→ **Task details**
Restate the full set of records exactly, word for word.
>> START Information given
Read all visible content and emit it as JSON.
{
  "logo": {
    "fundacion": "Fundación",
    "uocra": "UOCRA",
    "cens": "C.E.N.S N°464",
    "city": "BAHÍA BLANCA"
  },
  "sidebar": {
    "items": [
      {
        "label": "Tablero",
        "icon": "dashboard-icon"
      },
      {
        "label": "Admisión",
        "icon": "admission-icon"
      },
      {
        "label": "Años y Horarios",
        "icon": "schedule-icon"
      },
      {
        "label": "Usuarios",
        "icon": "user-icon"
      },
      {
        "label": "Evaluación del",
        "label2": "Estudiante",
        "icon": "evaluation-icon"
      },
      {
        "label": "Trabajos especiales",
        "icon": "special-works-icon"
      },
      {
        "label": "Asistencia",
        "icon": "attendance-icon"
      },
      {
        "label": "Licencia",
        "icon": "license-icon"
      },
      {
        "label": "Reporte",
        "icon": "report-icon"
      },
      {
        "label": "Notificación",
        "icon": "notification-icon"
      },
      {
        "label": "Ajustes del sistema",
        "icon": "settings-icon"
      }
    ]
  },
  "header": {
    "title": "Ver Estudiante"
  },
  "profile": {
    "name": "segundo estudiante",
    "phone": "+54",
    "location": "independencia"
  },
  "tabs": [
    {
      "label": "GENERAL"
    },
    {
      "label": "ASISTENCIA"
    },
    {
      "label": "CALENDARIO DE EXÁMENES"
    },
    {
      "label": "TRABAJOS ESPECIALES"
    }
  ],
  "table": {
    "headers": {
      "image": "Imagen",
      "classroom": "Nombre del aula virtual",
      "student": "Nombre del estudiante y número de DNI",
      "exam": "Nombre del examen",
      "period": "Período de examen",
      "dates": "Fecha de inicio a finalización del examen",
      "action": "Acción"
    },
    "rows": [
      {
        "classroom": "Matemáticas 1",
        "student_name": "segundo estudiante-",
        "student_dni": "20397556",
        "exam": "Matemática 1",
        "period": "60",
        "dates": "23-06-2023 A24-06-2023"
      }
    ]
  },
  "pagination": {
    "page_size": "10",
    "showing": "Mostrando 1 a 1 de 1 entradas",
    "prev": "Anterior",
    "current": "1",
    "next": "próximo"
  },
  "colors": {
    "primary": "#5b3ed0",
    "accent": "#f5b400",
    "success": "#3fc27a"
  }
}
>> END Information given
→ **Output**
Read all visible content and emit it as JSON.
{
  "logo": {
    "fundacion": "Fundación",
    "uocra": "UOCRA",
    "cens": "C.E.N.S N°464",
    "city": "BAHÍA BLANCA"
  },
  "sidebar": {
    "items": [
      {
        "label": "Tablero",
        "icon": "dashboard-icon"
      },
      {
        "label": "Admisión",
        "icon": "admission-icon"
      },
      {
        "label": "Años y Horarios",
        "icon": "schedule-icon"
      },
      {
        "label": "Usuarios",
        "icon": "user-icon"
      },
      {
        "label": "Evaluación del",
        "label2": "Estudiante",
        "icon": "evaluation-icon"
      },
      {
        "label": "Trabajos especiales",
        "icon": "special-works-icon"
      },
      {
        "label": "Asistencia",
        "icon": "attendance-icon"
      },
      {
        "label": "Licencia",
        "icon": "license-icon"
      },
      {
        "label": "Reporte",
        "icon": "report-icon"
      },
      {
        "label": "Notificación",
        "icon": "notification-icon"
      },
      {
        "label": "Ajustes del sistema",
        "icon": "settings-icon"
      }
    ]
  },
  "header": {
    "title": "Ver Estudiante"
  },
  "profile": {
    "name": "segundo estudiante",
    "phone": "+54",
    "location": "independencia"
  },
  "tabs": [
    {
      "label": "GENERAL"
    },
    {
      "label": "ASISTENCIA"
    },
    {
      "label": "CALENDARIO DE EXÁMENES"
    },
    {
      "label": "TRABAJOS ESPECIALES"
    }
  ],
  "table": {
    "headers": {
      "image": "Imagen",
      "classroom": "Nombre del aula virtual",
      "student": "Nombre del estudiante y número de DNI",
      "exam": "Nombre del examen",
      "period": "Período de examen",
      "dates": "Fecha de inicio a finalización del examen",
      "action": "Acción"
    },
    "rows": [
      {
        "classroom": "Matemáticas 1",
        "student_name": "segundo estudiante-",
        "student_dni": "20397556",
        "exam": "Matemática 1",
        "period": "60",
        "dates": "23-06-2023 A24-06-2023"
      }
    ]
  },
  "pagination": {
    "page_size": "10",
    "showing": "Mostrando 1 a 1 de 1 entradas",
    "prev": "Anterior",
    "current": "1",
    "next": "próximo"
  },
  "colors": {
    "primary": "#5b3ed0",
    "accent": "#f5b400",
    "success": "#3fc27a"
  }
}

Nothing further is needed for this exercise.